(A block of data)
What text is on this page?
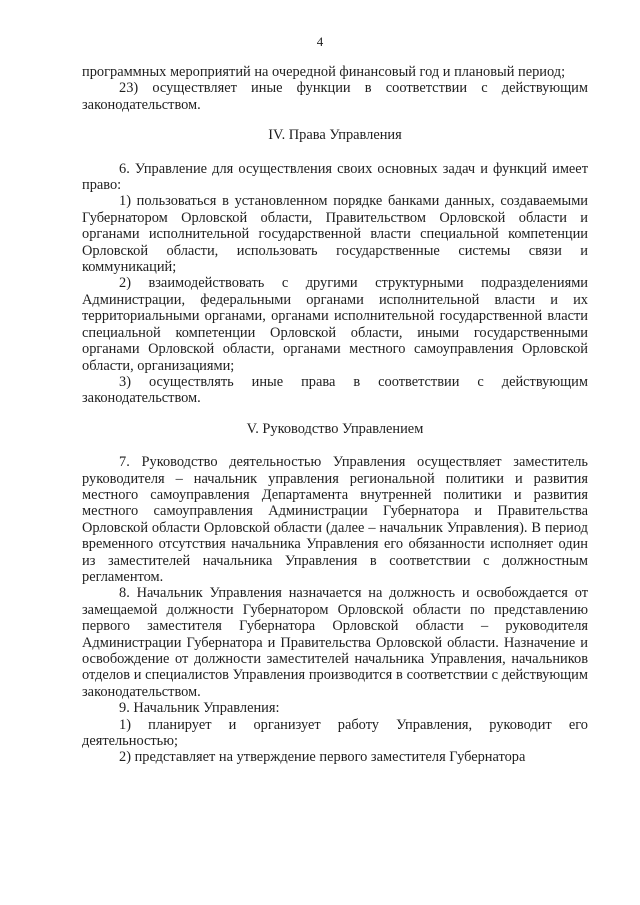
4

программных мероприятий на очередной финансовый год и плановый период;

23) осуществляет иные функции в соответствии с действующим законодательством.

IV. Права Управления

6. Управление для осуществления своих основных задач и функций имеет право:

1) пользоваться в установленном порядке банками данных, создаваемыми Губернатором Орловской области, Правительством Орловской области и органами исполнительной государственной власти специальной компетенции Орловской области, использовать государственные системы связи и коммуникаций;

2) взаимодействовать с другими структурными подразделениями Администрации, федеральными органами исполнительной власти и их территориальными органами, органами исполнительной государственной власти специальной компетенции Орловской области, иными государственными органами Орловской области, органами местного самоуправления Орловской области, организациями;

3) осуществлять иные права в соответствии с действующим законодательством.

V. Руководство Управлением

7. Руководство деятельностью Управления осуществляет заместитель руководителя – начальник управления региональной политики и развития местного самоуправления Департамента внутренней политики и развития местного самоуправления Администрации Губернатора и Правительства Орловской области Орловской области (далее – начальник Управления). В период временного отсутствия начальника Управления его обязанности исполняет один из заместителей начальника Управления в соответствии с должностным регламентом.

8. Начальник Управления назначается на должность и освобождается от замещаемой должности Губернатором Орловской области по представлению первого заместителя Губернатора Орловской области – руководителя Администрации Губернатора и Правительства Орловской области. Назначение и освобождение от должности заместителей начальника Управления, начальников отделов и специалистов Управления производится в соответствии с действующим законодательством.

9. Начальник Управления:

1) планирует и организует работу Управления, руководит его деятельностью;

2) представляет на утверждение первого заместителя Губернатора
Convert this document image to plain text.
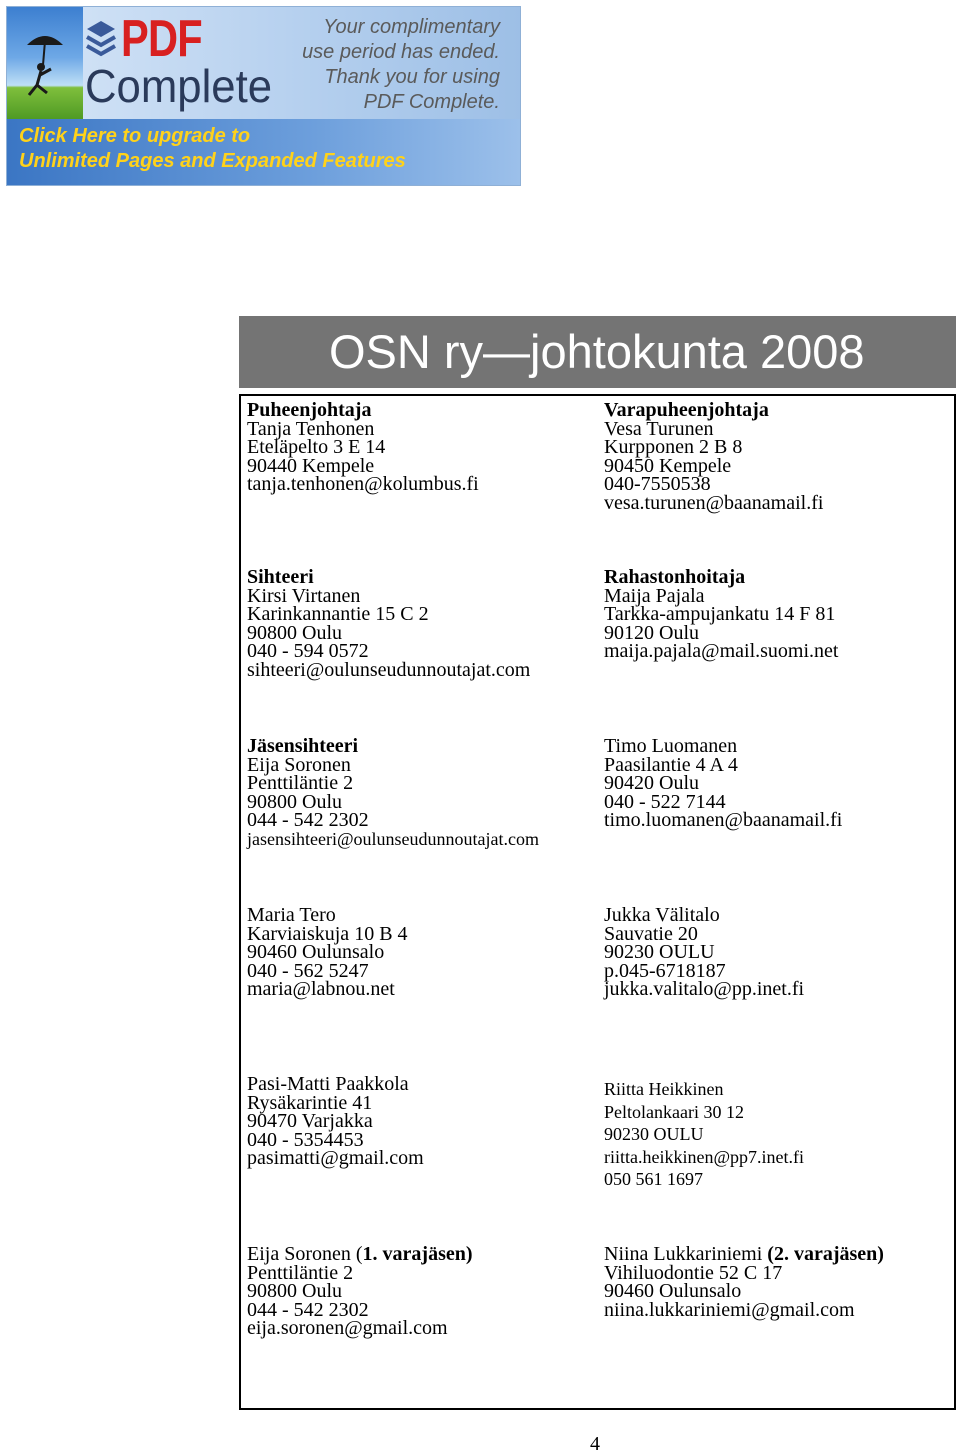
PDF
Complete
Your complimentary
use period has ended.
Thank you for using
PDF Complete.
Click Here to upgrade to
Unlimited Pages and Expanded Features
OSN ry—johtokunta 2008
Puheenjohtaja
Tanja Tenhonen
Eteläpelto 3 E 14
90440 Kempele
tanja.tenhonen@kolumbus.fi
Varapuheenjohtaja
Vesa Turunen
Kurpponen 2 B 8
90450 Kempele
040-7550538
vesa.turunen@baanamail.fi
Sihteeri
Kirsi Virtanen
Karinkannantie 15 C 2
90800 Oulu
040 - 594 0572
sihteeri@oulunseudunnoutajat.com
Rahastonhoitaja
Maija Pajala
Tarkka-ampujankatu 14 F 81
90120 Oulu
maija.pajala@mail.suomi.net
Jäsensihteeri
Eija Soronen
Penttiläntie 2
90800 Oulu
044 - 542 2302
jasensihteeri@oulunseudunnoutajat.com
Timo Luomanen
Paasilantie 4 A 4
90420 Oulu
040 - 522 7144
timo.luomanen@baanamail.fi
Maria Tero
Karviaiskuja 10 B 4
90460 Oulunsalo
040 - 562 5247
maria@labnou.net
Jukka Välitalo
Sauvatie 20
90230 OULU
p.045-6718187
jukka.valitalo@pp.inet.fi
Pasi-Matti Paakkola
Rysäkarintie 41
90470 Varjakka
040 - 5354453
pasimatti@gmail.com
Riitta Heikkinen
Peltolankaari 30 12
90230 OULU
riitta.heikkinen@pp7.inet.fi
050 561 1697
Eija Soronen (1. varajäsen)
Penttiläntie 2
90800 Oulu
044 - 542 2302
eija.soronen@gmail.com
Niina Lukkariniemi (2. varajäsen)
Vihiluodontie 52 C 17
90460 Oulunsalo
niina.lukkariniemi@gmail.com
4
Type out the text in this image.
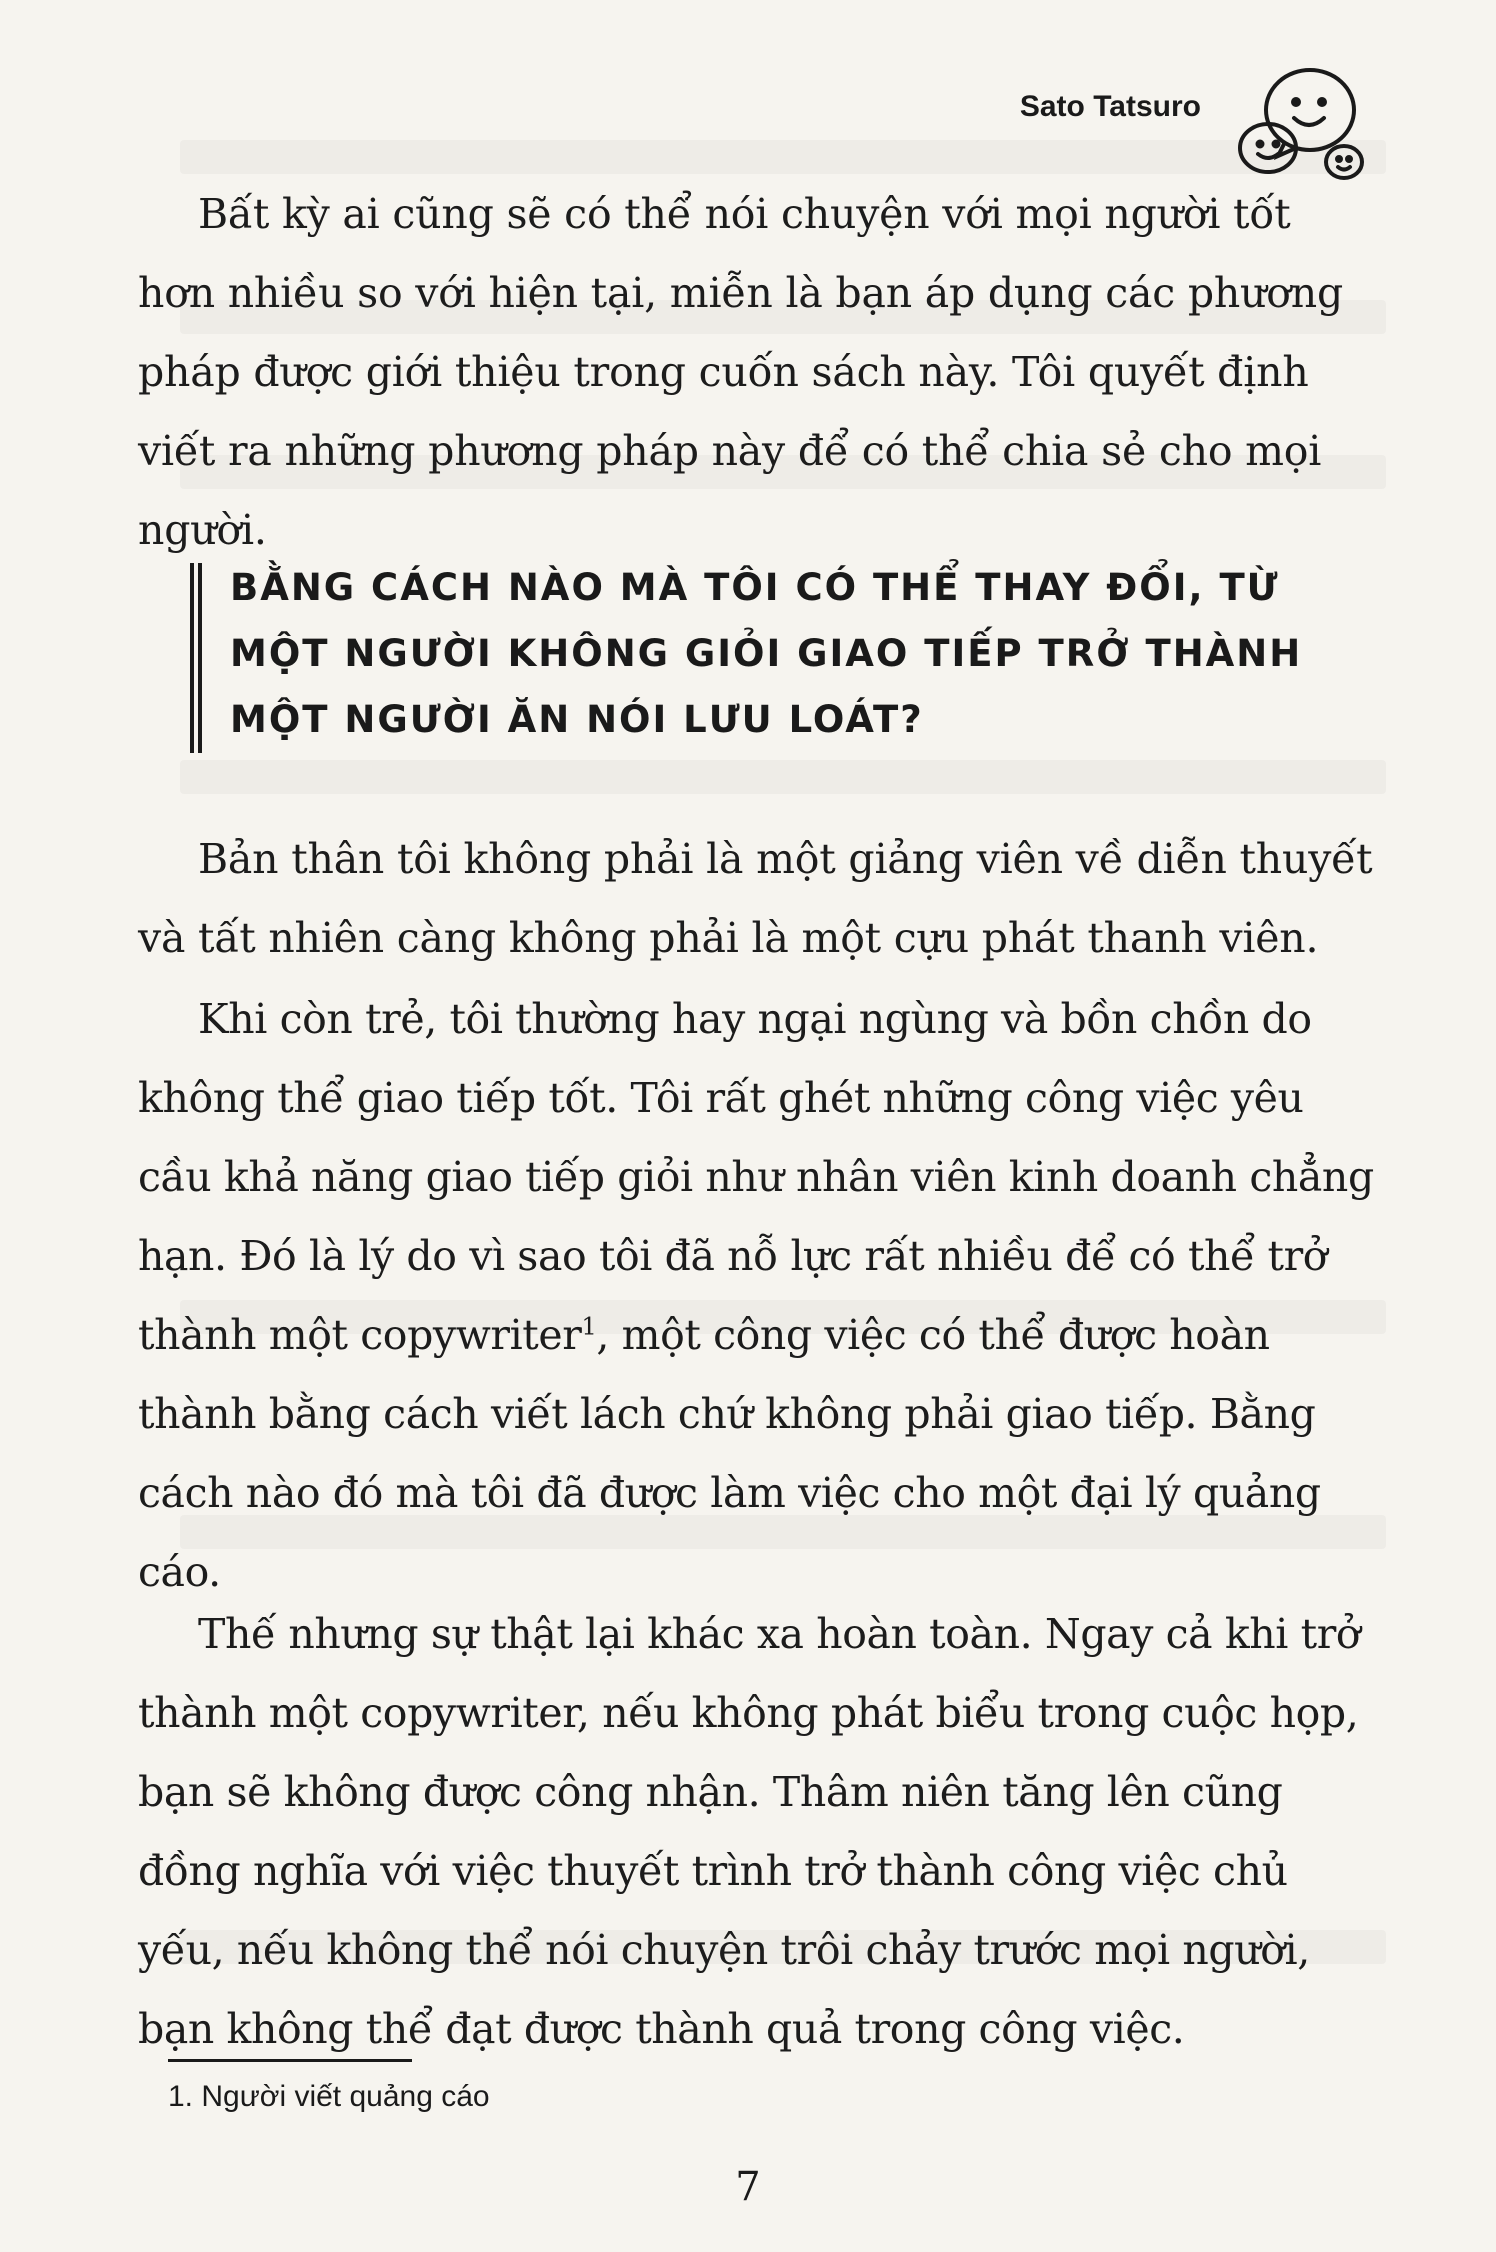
Sato Tatsuro

Bất kỳ ai cũng sẽ có thể nói chuyện với mọi người tốt hơn nhiều so với hiện tại, miễn là bạn áp dụng các phương pháp được giới thiệu trong cuốn sách này. Tôi quyết định viết ra những phương pháp này để có thể chia sẻ cho mọi người.

BẰNG CÁCH NÀO MÀ TÔI CÓ THỂ THAY ĐỔI, TỪ MỘT NGƯỜI KHÔNG GIỎI GIAO TIẾP TRỞ THÀNH MỘT NGƯỜI ĂN NÓI LƯU LOÁT?

Bản thân tôi không phải là một giảng viên về diễn thuyết và tất nhiên càng không phải là một cựu phát thanh viên.

Khi còn trẻ, tôi thường hay ngại ngùng và bồn chồn do không thể giao tiếp tốt. Tôi rất ghét những công việc yêu cầu khả năng giao tiếp giỏi như nhân viên kinh doanh chẳng hạn. Đó là lý do vì sao tôi đã nỗ lực rất nhiều để có thể trở thành một copywriter$^1$, một công việc có thể được hoàn thành bằng cách viết lách chứ không phải giao tiếp. Bằng cách nào đó mà tôi đã được làm việc cho một đại lý quảng cáo.

Thế nhưng sự thật lại khác xa hoàn toàn. Ngay cả khi trở thành một copywriter, nếu không phát biểu trong cuộc họp, bạn sẽ không được công nhận. Thâm niên tăng lên cũng đồng nghĩa với việc thuyết trình trở thành công việc chủ yếu, nếu không thể nói chuyện trôi chảy trước mọi người, bạn không thể đạt được thành quả trong công việc.

1. Người viết quảng cáo
7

Requirement
Pick out each line that holds the string "this".

Right answer
What text is on this page?
Convert this document image to plain text.
Type out the text in this image.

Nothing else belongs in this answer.